- [Written problem]:
Wherever the string "both" appears, copy the whole line.

- [Listed entries]:

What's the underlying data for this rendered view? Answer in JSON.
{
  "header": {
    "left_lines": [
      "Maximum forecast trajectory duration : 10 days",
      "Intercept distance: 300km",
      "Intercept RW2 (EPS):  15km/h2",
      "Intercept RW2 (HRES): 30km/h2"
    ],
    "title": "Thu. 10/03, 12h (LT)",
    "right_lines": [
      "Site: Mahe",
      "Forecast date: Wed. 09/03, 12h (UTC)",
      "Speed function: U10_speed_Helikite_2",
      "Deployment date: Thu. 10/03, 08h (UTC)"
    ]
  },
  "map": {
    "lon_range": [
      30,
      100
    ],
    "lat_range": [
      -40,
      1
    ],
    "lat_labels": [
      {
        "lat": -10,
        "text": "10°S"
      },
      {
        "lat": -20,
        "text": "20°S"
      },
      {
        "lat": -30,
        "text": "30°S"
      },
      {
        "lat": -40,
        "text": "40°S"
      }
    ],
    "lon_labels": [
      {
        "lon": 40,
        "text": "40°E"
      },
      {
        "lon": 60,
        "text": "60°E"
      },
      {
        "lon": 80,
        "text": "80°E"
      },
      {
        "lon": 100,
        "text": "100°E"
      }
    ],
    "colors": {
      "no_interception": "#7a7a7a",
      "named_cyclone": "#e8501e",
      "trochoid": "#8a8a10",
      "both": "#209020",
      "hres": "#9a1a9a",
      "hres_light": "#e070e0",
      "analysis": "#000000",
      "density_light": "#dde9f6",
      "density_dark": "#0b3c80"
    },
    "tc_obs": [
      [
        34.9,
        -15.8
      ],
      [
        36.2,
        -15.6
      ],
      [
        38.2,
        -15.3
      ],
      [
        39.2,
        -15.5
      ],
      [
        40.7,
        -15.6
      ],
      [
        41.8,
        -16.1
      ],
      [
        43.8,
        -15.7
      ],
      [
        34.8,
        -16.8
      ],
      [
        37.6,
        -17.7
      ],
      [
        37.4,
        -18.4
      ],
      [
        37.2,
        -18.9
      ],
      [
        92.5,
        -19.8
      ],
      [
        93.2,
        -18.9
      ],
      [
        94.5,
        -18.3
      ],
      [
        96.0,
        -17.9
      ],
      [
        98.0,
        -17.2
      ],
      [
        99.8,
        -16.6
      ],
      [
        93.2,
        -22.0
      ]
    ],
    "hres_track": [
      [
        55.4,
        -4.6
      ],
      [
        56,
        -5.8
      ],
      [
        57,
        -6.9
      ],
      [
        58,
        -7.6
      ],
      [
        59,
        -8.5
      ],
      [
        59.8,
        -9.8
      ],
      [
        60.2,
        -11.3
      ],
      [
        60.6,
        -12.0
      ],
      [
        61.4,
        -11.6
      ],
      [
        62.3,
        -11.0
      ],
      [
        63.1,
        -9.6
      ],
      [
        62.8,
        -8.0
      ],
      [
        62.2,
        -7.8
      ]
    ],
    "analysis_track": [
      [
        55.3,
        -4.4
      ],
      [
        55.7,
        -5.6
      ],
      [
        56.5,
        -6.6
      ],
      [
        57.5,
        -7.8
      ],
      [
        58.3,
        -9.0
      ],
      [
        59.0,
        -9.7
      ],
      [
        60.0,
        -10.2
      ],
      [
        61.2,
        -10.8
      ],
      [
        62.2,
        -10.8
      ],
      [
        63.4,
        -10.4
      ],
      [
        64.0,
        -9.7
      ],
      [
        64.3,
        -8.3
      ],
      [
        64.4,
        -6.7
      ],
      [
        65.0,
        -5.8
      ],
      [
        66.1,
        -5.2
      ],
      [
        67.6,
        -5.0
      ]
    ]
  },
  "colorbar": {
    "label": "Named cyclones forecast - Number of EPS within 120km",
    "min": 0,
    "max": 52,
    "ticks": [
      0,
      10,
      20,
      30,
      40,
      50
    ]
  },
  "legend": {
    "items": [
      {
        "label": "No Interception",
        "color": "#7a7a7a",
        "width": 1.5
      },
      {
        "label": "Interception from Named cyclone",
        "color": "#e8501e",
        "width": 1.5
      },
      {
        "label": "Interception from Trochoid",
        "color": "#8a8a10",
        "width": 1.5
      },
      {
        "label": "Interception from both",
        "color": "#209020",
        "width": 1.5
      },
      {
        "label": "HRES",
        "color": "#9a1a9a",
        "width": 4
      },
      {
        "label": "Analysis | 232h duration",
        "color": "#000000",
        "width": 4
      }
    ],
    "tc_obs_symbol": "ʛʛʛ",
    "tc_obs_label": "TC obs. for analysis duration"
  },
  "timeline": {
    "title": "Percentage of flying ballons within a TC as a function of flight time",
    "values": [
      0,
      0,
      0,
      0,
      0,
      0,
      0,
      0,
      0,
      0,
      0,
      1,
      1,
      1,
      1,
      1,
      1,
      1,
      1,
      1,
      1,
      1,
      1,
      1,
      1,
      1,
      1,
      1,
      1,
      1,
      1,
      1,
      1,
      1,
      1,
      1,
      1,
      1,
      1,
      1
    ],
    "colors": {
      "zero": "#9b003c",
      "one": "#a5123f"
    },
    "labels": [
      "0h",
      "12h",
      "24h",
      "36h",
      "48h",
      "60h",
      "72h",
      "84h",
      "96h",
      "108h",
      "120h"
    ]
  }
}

- [Written answer]:
      "both": "#209020",
        "label": "Interception from both",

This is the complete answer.